Problems to work on →
a) Transcribe the passage of the Triangle Hill account that opens with the words containing "Martin recalled that" and closes with "on the American positions.".
b) Answer these questions using the Triangle Hill account:
(i) With which battalion did Martin move up Triangle Hill?
(ii) How long was Martin's unit on the hill?
(iii) What color uniforms did the Chinese wear?
═══ Source document ═══
Martin recalled that Triangle Hill was overlooked by a larger Chinese occupied mountain [probably “Pike’s Peak].  The Chinese were well dug in and lobbed numerous mortar, howitzer and heavier artillery shells into the American positions. The day following the repulse of October 14, Martin remembered moving up Triangle Hill with the Second Battalion. He recalled that “the Chinese weren’t as active, but there were numerous reminders of what had happened the day before, all the way up the mountain. We went up and took our assigned areas.”  Things got hot fast, as the Chinese launched a series of attacks on the American positions.

“We were on the hill for two and a half days, and we lost most of our officers.” Martin recalled. “On the last day we lost our commanding officer, and I was the last officer left alive and in command of the hill and battalion. We had many casualties. Before our commanding officer was killed, he begged for reinforcements, begged for supplies, begged for ammunition, begged for everything. He was told it was impossible.”

Martin remembered the snow and the cold on top of the mountain, and how the Chinese used bugles to muster their men before and during an attack “The sounds of the bugles were strident, not rhythmic, and they used them during the night to keep us from getting any rest. They wore white uniforms and liked to attack under the cover of darkness. Throughout the day they would lob shells down on us.”
═══ Given records ═══
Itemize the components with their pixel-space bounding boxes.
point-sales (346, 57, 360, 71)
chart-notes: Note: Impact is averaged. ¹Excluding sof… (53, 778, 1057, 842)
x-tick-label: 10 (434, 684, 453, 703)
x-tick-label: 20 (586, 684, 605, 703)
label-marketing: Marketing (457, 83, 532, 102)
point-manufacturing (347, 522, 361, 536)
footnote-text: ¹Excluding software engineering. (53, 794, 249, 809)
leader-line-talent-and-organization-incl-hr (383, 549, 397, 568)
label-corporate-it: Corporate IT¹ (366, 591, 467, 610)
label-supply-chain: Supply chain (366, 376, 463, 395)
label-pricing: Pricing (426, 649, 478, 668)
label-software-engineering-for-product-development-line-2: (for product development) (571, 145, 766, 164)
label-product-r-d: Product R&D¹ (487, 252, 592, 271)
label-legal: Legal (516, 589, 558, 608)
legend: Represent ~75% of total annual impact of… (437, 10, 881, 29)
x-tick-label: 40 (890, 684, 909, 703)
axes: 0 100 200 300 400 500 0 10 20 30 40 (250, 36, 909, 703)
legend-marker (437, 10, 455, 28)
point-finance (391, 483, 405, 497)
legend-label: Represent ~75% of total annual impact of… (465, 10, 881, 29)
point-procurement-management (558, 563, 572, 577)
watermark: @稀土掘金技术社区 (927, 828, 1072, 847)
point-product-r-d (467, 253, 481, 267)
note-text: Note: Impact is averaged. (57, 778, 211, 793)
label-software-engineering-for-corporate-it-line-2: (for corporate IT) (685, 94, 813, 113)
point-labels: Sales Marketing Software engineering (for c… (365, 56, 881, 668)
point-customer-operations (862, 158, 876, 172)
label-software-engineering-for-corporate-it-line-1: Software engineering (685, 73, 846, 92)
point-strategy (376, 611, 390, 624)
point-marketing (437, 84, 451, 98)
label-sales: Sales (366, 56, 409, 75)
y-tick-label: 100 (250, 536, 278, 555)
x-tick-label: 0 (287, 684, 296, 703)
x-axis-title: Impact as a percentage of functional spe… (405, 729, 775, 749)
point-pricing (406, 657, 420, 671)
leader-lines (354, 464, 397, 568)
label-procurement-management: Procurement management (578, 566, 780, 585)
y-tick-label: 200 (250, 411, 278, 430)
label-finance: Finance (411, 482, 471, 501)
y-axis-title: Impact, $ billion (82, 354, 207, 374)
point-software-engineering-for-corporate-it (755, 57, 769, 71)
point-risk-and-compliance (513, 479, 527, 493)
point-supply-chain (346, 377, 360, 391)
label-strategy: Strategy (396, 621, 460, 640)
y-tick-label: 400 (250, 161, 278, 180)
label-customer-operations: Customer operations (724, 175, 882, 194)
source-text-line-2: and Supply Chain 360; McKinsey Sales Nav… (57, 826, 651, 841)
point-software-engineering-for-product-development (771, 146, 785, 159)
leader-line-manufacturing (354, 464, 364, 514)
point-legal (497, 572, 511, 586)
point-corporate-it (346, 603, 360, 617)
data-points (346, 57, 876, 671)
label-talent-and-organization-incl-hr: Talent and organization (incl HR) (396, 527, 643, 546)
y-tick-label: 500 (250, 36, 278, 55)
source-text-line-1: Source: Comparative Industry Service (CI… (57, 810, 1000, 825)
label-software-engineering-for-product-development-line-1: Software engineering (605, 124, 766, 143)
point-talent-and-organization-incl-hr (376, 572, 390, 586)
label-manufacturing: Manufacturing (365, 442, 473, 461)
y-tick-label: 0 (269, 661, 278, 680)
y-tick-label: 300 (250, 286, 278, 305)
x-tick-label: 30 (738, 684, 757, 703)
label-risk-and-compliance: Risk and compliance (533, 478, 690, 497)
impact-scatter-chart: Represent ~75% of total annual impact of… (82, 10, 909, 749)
═══
Task responses →
a)
Martin recalled that Triangle Hill was overlooked by a larger Chinese occupied mountain [probably “Pike’s Peak].  The Chinese were well dug in and lobbed numerous mortar, howitzer and heavier artillery shells into the American positions. The day following the repulse of October 14, Martin remembered moving up Triangle Hill with the Second Battalion. He recalled that “the Chinese weren’t as active, but there were numerous reminders of what had happened the day before, all the way up the mountain. We went up and took our assigned areas.”  Things got hot fast, as the Chinese launched a series of attacks on the American positions.

b)
(i) The Second Battalion.
(ii) Two and a half days.
(iii) White.